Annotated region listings
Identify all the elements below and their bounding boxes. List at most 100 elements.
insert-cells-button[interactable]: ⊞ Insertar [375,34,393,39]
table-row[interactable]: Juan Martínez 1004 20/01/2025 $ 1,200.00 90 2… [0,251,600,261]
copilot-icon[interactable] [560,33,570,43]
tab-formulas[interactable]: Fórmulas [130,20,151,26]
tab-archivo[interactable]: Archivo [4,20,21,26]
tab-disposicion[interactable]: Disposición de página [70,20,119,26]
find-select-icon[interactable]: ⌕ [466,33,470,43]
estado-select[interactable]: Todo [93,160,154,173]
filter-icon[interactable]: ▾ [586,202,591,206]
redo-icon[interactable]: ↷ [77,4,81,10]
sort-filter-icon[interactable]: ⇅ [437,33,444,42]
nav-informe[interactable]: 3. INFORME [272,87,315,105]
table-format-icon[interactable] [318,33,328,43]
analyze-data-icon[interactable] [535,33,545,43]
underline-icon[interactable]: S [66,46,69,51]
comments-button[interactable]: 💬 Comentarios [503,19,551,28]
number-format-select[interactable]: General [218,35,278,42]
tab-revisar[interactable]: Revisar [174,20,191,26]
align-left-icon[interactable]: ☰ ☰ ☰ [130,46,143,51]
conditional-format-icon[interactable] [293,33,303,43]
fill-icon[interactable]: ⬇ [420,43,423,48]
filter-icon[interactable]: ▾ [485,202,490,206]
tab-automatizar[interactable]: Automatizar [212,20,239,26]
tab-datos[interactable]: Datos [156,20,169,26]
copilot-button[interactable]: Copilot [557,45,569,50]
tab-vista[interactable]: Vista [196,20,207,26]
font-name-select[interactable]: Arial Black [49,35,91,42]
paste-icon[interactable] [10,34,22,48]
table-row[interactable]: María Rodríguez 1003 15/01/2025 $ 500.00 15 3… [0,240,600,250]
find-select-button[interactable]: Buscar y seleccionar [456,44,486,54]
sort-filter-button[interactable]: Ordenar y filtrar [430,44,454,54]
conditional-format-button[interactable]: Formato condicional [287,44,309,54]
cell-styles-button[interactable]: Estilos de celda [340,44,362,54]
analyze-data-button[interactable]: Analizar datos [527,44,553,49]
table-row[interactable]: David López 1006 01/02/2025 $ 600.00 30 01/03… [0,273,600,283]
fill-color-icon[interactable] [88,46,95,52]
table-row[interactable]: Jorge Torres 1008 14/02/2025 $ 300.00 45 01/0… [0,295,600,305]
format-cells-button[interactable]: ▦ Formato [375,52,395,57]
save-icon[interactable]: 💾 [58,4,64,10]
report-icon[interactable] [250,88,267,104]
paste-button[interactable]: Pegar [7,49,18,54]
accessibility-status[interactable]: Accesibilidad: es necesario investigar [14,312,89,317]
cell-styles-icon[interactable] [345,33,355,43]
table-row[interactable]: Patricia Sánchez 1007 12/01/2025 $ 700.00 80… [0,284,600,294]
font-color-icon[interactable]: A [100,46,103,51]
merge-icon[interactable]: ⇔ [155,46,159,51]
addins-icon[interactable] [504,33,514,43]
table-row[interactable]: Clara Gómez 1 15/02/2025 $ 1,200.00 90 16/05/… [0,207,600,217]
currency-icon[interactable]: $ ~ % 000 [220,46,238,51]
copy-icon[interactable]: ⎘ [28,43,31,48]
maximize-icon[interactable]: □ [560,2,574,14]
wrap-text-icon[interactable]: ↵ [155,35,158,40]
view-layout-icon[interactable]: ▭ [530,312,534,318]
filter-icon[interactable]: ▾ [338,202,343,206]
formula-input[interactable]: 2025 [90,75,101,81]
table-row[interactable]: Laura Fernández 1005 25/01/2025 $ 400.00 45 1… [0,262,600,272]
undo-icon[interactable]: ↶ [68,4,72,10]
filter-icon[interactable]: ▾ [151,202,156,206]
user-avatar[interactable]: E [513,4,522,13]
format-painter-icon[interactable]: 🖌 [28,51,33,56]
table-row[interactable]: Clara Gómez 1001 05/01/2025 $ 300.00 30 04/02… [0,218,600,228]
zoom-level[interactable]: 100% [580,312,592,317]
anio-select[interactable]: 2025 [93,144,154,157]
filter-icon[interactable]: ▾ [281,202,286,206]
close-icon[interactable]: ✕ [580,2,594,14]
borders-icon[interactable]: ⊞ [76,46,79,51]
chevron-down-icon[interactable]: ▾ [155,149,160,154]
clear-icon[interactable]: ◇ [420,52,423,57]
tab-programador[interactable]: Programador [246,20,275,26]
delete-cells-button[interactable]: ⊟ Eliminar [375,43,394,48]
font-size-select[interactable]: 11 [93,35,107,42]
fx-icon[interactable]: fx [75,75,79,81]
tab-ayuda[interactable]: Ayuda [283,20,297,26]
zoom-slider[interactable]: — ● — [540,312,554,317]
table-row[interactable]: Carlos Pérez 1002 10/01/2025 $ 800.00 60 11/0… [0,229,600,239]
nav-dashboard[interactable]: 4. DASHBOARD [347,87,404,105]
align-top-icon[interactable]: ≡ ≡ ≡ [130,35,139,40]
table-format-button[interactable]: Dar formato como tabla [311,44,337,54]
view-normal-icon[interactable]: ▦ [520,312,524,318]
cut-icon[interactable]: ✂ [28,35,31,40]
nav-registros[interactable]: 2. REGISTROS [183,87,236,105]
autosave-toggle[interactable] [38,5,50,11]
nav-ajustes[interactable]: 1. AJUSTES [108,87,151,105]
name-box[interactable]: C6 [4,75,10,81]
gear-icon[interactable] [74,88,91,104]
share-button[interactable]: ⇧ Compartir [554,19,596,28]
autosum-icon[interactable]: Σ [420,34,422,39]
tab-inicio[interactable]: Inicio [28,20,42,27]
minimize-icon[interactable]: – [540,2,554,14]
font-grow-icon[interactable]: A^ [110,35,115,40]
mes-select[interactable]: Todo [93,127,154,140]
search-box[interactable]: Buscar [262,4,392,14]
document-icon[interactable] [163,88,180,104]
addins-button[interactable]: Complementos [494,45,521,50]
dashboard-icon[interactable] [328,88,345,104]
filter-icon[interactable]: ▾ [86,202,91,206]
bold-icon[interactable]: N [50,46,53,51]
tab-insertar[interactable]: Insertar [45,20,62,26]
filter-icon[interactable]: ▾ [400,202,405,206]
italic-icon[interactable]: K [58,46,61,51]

• THE REQUEST
Write out the listing line for line, starting at its first line and ending at the line that contains "estado-select[interactable]: Todo [93,160,154,173]", both of those lines included.

• TASK RESPONSE
Identify all the elements below and their bounding boxes. List at most 100 elements.
insert-cells-button[interactable]: ⊞ Insertar [375,34,393,39]
table-row[interactable]: Juan Martínez 1004 20/01/2025 $ 1,200.00 90 2… [0,251,600,261]
copilot-icon[interactable] [560,33,570,43]
tab-formulas[interactable]: Fórmulas [130,20,151,26]
tab-archivo[interactable]: Archivo [4,20,21,26]
tab-disposicion[interactable]: Disposición de página [70,20,119,26]
find-select-icon[interactable]: ⌕ [466,33,470,43]
estado-select[interactable]: Todo [93,160,154,173]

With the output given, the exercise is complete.